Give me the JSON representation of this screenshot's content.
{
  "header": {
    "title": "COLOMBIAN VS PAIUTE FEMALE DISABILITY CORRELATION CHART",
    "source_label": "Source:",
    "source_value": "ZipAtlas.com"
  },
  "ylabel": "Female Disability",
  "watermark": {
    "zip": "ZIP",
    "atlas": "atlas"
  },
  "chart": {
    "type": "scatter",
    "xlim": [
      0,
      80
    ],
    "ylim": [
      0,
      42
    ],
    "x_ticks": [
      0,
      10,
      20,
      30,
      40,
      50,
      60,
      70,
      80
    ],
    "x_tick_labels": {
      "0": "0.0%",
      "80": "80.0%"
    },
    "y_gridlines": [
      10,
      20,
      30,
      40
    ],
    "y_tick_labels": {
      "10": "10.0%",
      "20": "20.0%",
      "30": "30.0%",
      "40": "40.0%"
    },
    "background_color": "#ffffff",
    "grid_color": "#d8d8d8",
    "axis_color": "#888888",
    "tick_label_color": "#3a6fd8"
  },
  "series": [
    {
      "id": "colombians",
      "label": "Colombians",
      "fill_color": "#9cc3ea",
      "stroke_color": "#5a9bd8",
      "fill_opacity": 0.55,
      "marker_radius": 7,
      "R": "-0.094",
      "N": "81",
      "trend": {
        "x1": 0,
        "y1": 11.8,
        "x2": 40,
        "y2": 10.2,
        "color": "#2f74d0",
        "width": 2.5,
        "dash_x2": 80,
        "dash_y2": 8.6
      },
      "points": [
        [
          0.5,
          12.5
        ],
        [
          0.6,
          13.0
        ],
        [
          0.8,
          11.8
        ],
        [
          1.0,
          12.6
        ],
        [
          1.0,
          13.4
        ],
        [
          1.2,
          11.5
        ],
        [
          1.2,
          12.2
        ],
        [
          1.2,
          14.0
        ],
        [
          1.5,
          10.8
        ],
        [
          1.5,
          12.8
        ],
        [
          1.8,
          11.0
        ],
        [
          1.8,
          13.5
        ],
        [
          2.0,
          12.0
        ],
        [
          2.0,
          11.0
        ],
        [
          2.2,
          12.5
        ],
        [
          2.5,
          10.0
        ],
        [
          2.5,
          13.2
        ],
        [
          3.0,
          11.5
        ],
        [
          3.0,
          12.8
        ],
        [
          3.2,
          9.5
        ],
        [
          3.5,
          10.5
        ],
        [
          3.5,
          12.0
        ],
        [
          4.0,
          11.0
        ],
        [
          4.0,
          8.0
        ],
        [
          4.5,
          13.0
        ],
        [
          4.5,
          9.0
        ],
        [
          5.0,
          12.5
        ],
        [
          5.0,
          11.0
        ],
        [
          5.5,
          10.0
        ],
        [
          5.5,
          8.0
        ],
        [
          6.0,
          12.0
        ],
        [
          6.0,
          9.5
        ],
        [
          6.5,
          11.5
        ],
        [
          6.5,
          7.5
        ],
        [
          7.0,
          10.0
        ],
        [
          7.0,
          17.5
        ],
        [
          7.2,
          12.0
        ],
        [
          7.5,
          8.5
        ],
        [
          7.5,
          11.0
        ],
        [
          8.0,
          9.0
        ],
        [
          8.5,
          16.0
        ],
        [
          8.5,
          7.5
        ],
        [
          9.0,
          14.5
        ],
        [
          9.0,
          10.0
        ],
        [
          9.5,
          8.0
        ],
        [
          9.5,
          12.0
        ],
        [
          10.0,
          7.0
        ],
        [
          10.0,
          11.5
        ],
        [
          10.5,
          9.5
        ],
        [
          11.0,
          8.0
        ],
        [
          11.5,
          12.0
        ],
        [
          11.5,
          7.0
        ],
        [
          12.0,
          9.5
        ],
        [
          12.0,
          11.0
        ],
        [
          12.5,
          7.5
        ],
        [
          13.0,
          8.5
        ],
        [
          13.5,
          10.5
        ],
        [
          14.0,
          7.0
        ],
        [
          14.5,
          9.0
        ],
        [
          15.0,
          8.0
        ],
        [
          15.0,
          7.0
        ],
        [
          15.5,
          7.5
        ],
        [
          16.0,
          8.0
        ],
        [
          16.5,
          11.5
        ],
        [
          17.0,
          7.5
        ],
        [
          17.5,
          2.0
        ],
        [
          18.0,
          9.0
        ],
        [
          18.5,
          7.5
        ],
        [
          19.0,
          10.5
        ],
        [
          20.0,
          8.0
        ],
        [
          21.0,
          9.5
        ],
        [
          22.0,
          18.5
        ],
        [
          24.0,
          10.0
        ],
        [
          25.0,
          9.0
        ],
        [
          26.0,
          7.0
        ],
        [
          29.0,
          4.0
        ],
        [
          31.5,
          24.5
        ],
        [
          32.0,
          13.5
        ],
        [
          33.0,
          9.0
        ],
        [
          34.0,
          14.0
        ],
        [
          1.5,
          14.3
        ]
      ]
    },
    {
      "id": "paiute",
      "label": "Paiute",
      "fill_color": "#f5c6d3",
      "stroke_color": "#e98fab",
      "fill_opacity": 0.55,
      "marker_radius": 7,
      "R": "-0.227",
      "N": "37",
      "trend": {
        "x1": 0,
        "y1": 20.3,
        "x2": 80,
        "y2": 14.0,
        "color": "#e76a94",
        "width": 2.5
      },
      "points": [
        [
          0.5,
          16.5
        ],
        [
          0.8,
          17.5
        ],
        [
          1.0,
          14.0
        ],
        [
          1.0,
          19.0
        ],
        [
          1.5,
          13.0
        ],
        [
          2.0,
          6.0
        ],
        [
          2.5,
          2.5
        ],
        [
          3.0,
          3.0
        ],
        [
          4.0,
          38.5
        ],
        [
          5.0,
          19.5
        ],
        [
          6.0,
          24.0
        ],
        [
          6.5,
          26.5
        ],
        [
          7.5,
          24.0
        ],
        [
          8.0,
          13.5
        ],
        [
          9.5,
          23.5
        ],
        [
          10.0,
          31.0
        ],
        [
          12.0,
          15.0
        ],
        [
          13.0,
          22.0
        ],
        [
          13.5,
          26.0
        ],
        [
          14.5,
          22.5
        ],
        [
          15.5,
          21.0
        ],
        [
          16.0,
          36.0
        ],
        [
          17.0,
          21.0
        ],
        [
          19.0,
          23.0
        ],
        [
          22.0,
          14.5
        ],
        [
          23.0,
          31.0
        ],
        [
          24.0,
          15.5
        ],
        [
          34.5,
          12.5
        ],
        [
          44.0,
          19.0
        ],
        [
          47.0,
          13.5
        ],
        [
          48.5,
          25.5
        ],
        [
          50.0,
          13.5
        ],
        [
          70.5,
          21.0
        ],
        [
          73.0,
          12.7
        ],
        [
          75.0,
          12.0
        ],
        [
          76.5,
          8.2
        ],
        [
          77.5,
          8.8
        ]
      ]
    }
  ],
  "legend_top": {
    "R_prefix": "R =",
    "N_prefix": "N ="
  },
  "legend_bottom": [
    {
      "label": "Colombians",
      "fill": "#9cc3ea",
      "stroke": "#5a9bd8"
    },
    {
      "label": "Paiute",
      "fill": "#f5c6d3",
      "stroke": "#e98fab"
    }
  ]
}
——
SHORT TASK →
Exactly as shown above, return every record.

EXERCISE RESULT →
Give me the JSON representation of this screenshot's content.
{
  "header": {
    "title": "COLOMBIAN VS PAIUTE FEMALE DISABILITY CORRELATION CHART",
    "source_label": "Source:",
    "source_value": "ZipAtlas.com"
  },
  "ylabel": "Female Disability",
  "watermark": {
    "zip": "ZIP",
    "atlas": "atlas"
  },
  "chart": {
    "type": "scatter",
    "xlim": [
      0,
      80
    ],
    "ylim": [
      0,
      42
    ],
    "x_ticks": [
      0,
      10,
      20,
      30,
      40,
      50,
      60,
      70,
      80
    ],
    "x_tick_labels": {
      "0": "0.0%",
      "80": "80.0%"
    },
    "y_gridlines": [
      10,
      20,
      30,
      40
    ],
    "y_tick_labels": {
      "10": "10.0%",
      "20": "20.0%",
      "30": "30.0%",
      "40": "40.0%"
    },
    "background_color": "#ffffff",
    "grid_color": "#d8d8d8",
    "axis_color": "#888888",
    "tick_label_color": "#3a6fd8"
  },
  "series": [
    {
      "id": "colombians",
      "label": "Colombians",
      "fill_color": "#9cc3ea",
      "stroke_color": "#5a9bd8",
      "fill_opacity": 0.55,
      "marker_radius": 7,
      "R": "-0.094",
      "N": "81",
      "trend": {
        "x1": 0,
        "y1": 11.8,
        "x2": 40,
        "y2": 10.2,
        "color": "#2f74d0",
        "width": 2.5,
        "dash_x2": 80,
        "dash_y2": 8.6
      },
      "points": [
        [
          0.5,
          12.5
        ],
        [
          0.6,
          13.0
        ],
        [
          0.8,
          11.8
        ],
        [
          1.0,
          12.6
        ],
        [
          1.0,
          13.4
        ],
        [
          1.2,
          11.5
        ],
        [
          1.2,
          12.2
        ],
        [
          1.2,
          14.0
        ],
        [
          1.5,
          10.8
        ],
        [
          1.5,
          12.8
        ],
        [
          1.8,
          11.0
        ],
        [
          1.8,
          13.5
        ],
        [
          2.0,
          12.0
        ],
        [
          2.0,
          11.0
        ],
        [
          2.2,
          12.5
        ],
        [
          2.5,
          10.0
        ],
        [
          2.5,
          13.2
        ],
        [
          3.0,
          11.5
        ],
        [
          3.0,
          12.8
        ],
        [
          3.2,
          9.5
        ],
        [
          3.5,
          10.5
        ],
        [
          3.5,
          12.0
        ],
        [
          4.0,
          11.0
        ],
        [
          4.0,
          8.0
        ],
        [
          4.5,
          13.0
        ],
        [
          4.5,
          9.0
        ],
        [
          5.0,
          12.5
        ],
        [
          5.0,
          11.0
        ],
        [
          5.5,
          10.0
        ],
        [
          5.5,
          8.0
        ],
        [
          6.0,
          12.0
        ],
        [
          6.0,
          9.5
        ],
        [
          6.5,
          11.5
        ],
        [
          6.5,
          7.5
        ],
        [
          7.0,
          10.0
        ],
        [
          7.0,
          17.5
        ],
        [
          7.2,
          12.0
        ],
        [
          7.5,
          8.5
        ],
        [
          7.5,
          11.0
        ],
        [
          8.0,
          9.0
        ],
        [
          8.5,
          16.0
        ],
        [
          8.5,
          7.5
        ],
        [
          9.0,
          14.5
        ],
        [
          9.0,
          10.0
        ],
        [
          9.5,
          8.0
        ],
        [
          9.5,
          12.0
        ],
        [
          10.0,
          7.0
        ],
        [
          10.0,
          11.5
        ],
        [
          10.5,
          9.5
        ],
        [
          11.0,
          8.0
        ],
        [
          11.5,
          12.0
        ],
        [
          11.5,
          7.0
        ],
        [
          12.0,
          9.5
        ],
        [
          12.0,
          11.0
        ],
        [
          12.5,
          7.5
        ],
        [
          13.0,
          8.5
        ],
        [
          13.5,
          10.5
        ],
        [
          14.0,
          7.0
        ],
        [
          14.5,
          9.0
        ],
        [
          15.0,
          8.0
        ],
        [
          15.0,
          7.0
        ],
        [
          15.5,
          7.5
        ],
        [
          16.0,
          8.0
        ],
        [
          16.5,
          11.5
        ],
        [
          17.0,
          7.5
        ],
        [
          17.5,
          2.0
        ],
        [
          18.0,
          9.0
        ],
        [
          18.5,
          7.5
        ],
        [
          19.0,
          10.5
        ],
        [
          20.0,
          8.0
        ],
        [
          21.0,
          9.5
        ],
        [
          22.0,
          18.5
        ],
        [
          24.0,
          10.0
        ],
        [
          25.0,
          9.0
        ],
        [
          26.0,
          7.0
        ],
        [
          29.0,
          4.0
        ],
        [
          31.5,
          24.5
        ],
        [
          32.0,
          13.5
        ],
        [
          33.0,
          9.0
        ],
        [
          34.0,
          14.0
        ],
        [
          1.5,
          14.3
        ]
      ]
    },
    {
      "id": "paiute",
      "label": "Paiute",
      "fill_color": "#f5c6d3",
      "stroke_color": "#e98fab",
      "fill_opacity": 0.55,
      "marker_radius": 7,
      "R": "-0.227",
      "N": "37",
      "trend": {
        "x1": 0,
        "y1": 20.3,
        "x2": 80,
        "y2": 14.0,
        "color": "#e76a94",
        "width": 2.5
      },
      "points": [
        [
          0.5,
          16.5
        ],
        [
          0.8,
          17.5
        ],
        [
          1.0,
          14.0
        ],
        [
          1.0,
          19.0
        ],
        [
          1.5,
          13.0
        ],
        [
          2.0,
          6.0
        ],
        [
          2.5,
          2.5
        ],
        [
          3.0,
          3.0
        ],
        [
          4.0,
          38.5
        ],
        [
          5.0,
          19.5
        ],
        [
          6.0,
          24.0
        ],
        [
          6.5,
          26.5
        ],
        [
          7.5,
          24.0
        ],
        [
          8.0,
          13.5
        ],
        [
          9.5,
          23.5
        ],
        [
          10.0,
          31.0
        ],
        [
          12.0,
          15.0
        ],
        [
          13.0,
          22.0
        ],
        [
          13.5,
          26.0
        ],
        [
          14.5,
          22.5
        ],
        [
          15.5,
          21.0
        ],
        [
          16.0,
          36.0
        ],
        [
          17.0,
          21.0
        ],
        [
          19.0,
          23.0
        ],
        [
          22.0,
          14.5
        ],
        [
          23.0,
          31.0
        ],
        [
          24.0,
          15.5
        ],
        [
          34.5,
          12.5
        ],
        [
          44.0,
          19.0
        ],
        [
          47.0,
          13.5
        ],
        [
          48.5,
          25.5
        ],
        [
          50.0,
          13.5
        ],
        [
          70.5,
          21.0
        ],
        [
          73.0,
          12.7
        ],
        [
          75.0,
          12.0
        ],
        [
          76.5,
          8.2
        ],
        [
          77.5,
          8.8
        ]
      ]
    }
  ],
  "legend_top": {
    "R_prefix": "R =",
    "N_prefix": "N ="
  },
  "legend_bottom": [
    {
      "label": "Colombians",
      "fill": "#9cc3ea",
      "stroke": "#5a9bd8"
    },
    {
      "label": "Paiute",
      "fill": "#f5c6d3",
      "stroke": "#e98fab"
    }
  ]
}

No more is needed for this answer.